### YOUR TASK
Copy the data exactly; pictures stay out of the copy.

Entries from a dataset
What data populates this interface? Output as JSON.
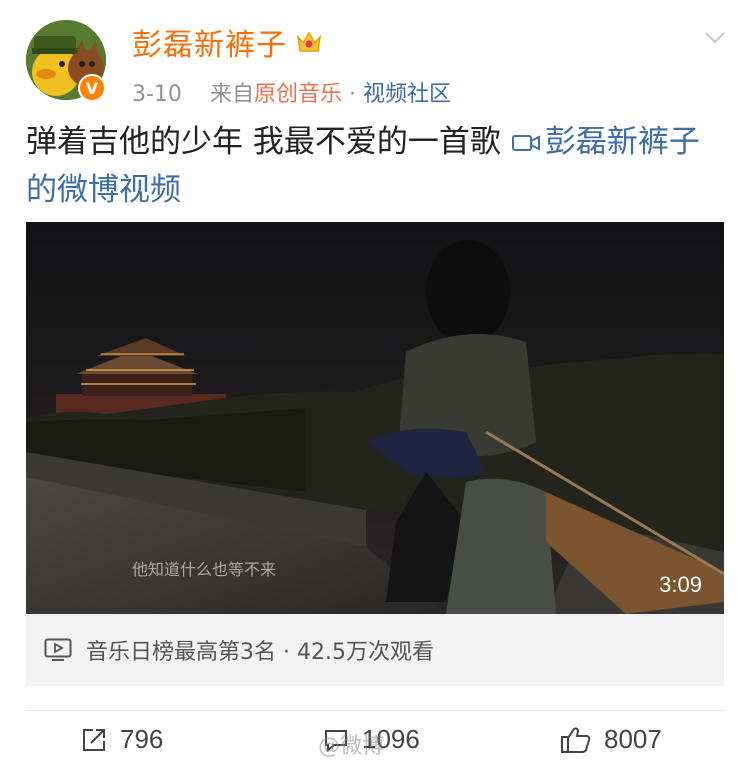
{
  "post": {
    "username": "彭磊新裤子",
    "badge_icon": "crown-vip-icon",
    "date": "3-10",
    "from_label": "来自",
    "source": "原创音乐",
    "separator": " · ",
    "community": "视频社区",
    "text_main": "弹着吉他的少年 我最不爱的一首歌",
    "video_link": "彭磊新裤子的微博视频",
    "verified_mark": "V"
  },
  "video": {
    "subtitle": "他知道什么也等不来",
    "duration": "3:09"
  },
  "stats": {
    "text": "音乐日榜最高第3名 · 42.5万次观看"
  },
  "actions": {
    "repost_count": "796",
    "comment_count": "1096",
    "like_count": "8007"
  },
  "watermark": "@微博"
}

### EXERCISE SOLUTION
What data populates this interface? Output as JSON.
{
  "post": {
    "username": "彭磊新裤子",
    "badge_icon": "crown-vip-icon",
    "date": "3-10",
    "from_label": "来自",
    "source": "原创音乐",
    "separator": " · ",
    "community": "视频社区",
    "text_main": "弹着吉他的少年 我最不爱的一首歌",
    "video_link": "彭磊新裤子的微博视频",
    "verified_mark": "V"
  },
  "video": {
    "subtitle": "他知道什么也等不来",
    "duration": "3:09"
  },
  "stats": {
    "text": "音乐日榜最高第3名 · 42.5万次观看"
  },
  "actions": {
    "repost_count": "796",
    "comment_count": "1096",
    "like_count": "8007"
  },
  "watermark": "@微博"
}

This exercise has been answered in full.